::: RECORDS

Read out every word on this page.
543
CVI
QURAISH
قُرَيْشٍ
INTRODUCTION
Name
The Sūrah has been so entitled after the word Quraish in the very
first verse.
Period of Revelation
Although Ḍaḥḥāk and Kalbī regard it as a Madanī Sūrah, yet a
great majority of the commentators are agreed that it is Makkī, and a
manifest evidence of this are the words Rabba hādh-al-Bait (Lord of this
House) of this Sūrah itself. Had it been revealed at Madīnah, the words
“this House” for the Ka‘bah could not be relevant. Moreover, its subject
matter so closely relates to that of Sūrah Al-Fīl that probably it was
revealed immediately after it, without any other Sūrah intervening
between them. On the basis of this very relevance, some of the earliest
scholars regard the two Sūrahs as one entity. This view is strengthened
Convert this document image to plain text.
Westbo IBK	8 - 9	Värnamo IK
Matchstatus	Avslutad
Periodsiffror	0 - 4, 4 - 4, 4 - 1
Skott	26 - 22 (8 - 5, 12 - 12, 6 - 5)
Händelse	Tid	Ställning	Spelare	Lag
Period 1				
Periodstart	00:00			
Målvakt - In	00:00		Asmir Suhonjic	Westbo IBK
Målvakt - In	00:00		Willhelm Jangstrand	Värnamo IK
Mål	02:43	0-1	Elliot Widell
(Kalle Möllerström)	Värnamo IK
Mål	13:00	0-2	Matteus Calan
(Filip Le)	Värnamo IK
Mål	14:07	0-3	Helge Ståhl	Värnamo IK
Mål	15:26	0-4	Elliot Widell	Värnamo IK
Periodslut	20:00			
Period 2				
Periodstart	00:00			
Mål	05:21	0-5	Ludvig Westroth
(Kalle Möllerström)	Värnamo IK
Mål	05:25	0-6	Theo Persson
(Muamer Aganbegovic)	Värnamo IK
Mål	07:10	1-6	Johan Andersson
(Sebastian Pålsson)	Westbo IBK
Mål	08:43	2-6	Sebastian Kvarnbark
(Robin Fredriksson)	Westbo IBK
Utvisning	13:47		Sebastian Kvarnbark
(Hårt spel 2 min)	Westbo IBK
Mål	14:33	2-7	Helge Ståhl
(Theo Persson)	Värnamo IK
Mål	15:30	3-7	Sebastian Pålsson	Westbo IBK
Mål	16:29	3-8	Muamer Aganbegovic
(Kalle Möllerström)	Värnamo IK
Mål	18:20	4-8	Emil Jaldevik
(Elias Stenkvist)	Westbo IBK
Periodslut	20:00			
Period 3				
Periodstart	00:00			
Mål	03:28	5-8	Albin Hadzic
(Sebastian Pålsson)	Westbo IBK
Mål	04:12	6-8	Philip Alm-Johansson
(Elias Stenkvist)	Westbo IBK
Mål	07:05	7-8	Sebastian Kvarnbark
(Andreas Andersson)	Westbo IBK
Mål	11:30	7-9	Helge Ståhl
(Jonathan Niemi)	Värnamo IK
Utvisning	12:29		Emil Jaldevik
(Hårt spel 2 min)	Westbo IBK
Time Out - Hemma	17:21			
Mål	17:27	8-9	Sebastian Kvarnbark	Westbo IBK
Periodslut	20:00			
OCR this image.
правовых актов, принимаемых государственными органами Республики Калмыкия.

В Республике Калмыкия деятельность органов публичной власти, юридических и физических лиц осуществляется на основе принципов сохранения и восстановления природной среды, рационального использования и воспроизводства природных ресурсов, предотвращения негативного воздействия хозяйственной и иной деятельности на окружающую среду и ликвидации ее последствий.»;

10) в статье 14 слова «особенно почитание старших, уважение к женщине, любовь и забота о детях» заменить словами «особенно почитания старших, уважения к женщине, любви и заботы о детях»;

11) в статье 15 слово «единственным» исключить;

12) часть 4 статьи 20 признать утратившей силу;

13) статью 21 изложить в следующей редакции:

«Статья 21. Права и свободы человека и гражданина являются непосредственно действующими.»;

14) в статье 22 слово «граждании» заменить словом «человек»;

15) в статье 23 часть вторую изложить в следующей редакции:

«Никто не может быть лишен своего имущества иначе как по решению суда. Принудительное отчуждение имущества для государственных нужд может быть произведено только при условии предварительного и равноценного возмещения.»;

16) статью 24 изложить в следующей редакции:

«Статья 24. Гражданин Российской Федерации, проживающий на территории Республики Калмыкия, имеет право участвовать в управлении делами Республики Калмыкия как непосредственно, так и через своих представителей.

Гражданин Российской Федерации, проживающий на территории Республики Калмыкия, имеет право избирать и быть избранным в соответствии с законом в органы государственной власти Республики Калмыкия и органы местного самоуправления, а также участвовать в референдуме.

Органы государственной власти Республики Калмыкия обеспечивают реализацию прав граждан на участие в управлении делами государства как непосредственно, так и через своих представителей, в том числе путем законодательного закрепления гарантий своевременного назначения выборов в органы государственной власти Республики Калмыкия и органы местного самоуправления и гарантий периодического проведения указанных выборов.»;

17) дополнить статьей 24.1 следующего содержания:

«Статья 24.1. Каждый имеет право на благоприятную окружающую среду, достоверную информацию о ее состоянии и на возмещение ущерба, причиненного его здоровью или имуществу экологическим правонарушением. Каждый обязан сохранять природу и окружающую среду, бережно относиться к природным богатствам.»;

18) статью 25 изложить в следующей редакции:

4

::::::

*TASK DIRECTIONS:*
From the data above, show each line that contains "среду".

*RESULT FOR THIS EXERCISE:*
В Республике Калмыкия деятельность органов публичной власти, юридических и физических лиц осуществляется на основе принципов сохранения и восстановления природной среды, рационального использования и воспроизводства природных ресурсов, предотвращения негативного воздействия хозяйственной и иной деятельности на окружающую среду и ликвидации ее последствий.»;
«Статья 24.1. Каждый имеет право на благоприятную окружающую среду, достоверную информацию о ее состоянии и на возмещение ущерба, причиненного его здоровью или имуществу экологическим правонарушением. Каждый обязан сохранять природу и окружающую среду, бережно относиться к природным богатствам.»;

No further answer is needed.